= WHAT IS BEING ASKED =
Extract the listing in its entirety, keeping each line identical to the original.

━━━━━━━━━━━━━━━━

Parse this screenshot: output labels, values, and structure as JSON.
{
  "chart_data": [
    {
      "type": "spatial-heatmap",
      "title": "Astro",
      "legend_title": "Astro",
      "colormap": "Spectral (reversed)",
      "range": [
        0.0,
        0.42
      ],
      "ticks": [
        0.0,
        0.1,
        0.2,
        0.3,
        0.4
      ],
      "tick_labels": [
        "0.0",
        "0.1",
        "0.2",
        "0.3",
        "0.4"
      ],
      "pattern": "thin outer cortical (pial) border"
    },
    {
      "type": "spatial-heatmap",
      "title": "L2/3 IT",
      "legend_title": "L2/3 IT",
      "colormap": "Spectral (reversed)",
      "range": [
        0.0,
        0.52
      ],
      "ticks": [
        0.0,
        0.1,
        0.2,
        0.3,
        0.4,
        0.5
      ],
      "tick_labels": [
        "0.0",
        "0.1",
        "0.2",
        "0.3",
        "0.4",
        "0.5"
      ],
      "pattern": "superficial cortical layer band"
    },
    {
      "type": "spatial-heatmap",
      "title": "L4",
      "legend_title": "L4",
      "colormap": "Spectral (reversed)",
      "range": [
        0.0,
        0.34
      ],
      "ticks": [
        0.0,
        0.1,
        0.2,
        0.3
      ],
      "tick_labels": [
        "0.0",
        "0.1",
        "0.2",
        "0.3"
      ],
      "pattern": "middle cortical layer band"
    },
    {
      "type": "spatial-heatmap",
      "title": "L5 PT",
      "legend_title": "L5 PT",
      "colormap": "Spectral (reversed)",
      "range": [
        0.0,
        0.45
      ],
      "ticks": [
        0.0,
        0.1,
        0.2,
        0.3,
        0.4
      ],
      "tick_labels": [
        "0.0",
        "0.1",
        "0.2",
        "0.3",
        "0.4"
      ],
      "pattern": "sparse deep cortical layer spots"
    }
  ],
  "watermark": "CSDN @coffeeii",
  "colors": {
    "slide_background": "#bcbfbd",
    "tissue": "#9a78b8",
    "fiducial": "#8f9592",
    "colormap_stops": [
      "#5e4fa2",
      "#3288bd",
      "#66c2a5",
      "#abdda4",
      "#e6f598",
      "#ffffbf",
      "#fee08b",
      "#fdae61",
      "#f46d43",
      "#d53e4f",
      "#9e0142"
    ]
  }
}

━━━━━━━━━━━━━━━━

= PROBLEM SOLUTION =
Parse this screenshot: output labels, values, and structure as JSON.
{
  "chart_data": [
    {
      "type": "spatial-heatmap",
      "title": "Astro",
      "legend_title": "Astro",
      "colormap": "Spectral (reversed)",
      "range": [
        0.0,
        0.42
      ],
      "ticks": [
        0.0,
        0.1,
        0.2,
        0.3,
        0.4
      ],
      "tick_labels": [
        "0.0",
        "0.1",
        "0.2",
        "0.3",
        "0.4"
      ],
      "pattern": "thin outer cortical (pial) border"
    },
    {
      "type": "spatial-heatmap",
      "title": "L2/3 IT",
      "legend_title": "L2/3 IT",
      "colormap": "Spectral (reversed)",
      "range": [
        0.0,
        0.52
      ],
      "ticks": [
        0.0,
        0.1,
        0.2,
        0.3,
        0.4,
        0.5
      ],
      "tick_labels": [
        "0.0",
        "0.1",
        "0.2",
        "0.3",
        "0.4",
        "0.5"
      ],
      "pattern": "superficial cortical layer band"
    },
    {
      "type": "spatial-heatmap",
      "title": "L4",
      "legend_title": "L4",
      "colormap": "Spectral (reversed)",
      "range": [
        0.0,
        0.34
      ],
      "ticks": [
        0.0,
        0.1,
        0.2,
        0.3
      ],
      "tick_labels": [
        "0.0",
        "0.1",
        "0.2",
        "0.3"
      ],
      "pattern": "middle cortical layer band"
    },
    {
      "type": "spatial-heatmap",
      "title": "L5 PT",
      "legend_title": "L5 PT",
      "colormap": "Spectral (reversed)",
      "range": [
        0.0,
        0.45
      ],
      "ticks": [
        0.0,
        0.1,
        0.2,
        0.3,
        0.4
      ],
      "tick_labels": [
        "0.0",
        "0.1",
        "0.2",
        "0.3",
        "0.4"
      ],
      "pattern": "sparse deep cortical layer spots"
    }
  ],
  "watermark": "CSDN @coffeeii",
  "colors": {
    "slide_background": "#bcbfbd",
    "tissue": "#9a78b8",
    "fiducial": "#8f9592",
    "colormap_stops": [
      "#5e4fa2",
      "#3288bd",
      "#66c2a5",
      "#abdda4",
      "#e6f598",
      "#ffffbf",
      "#fee08b",
      "#fdae61",
      "#f46d43",
      "#d53e4f",
      "#9e0142"
    ]
  }
}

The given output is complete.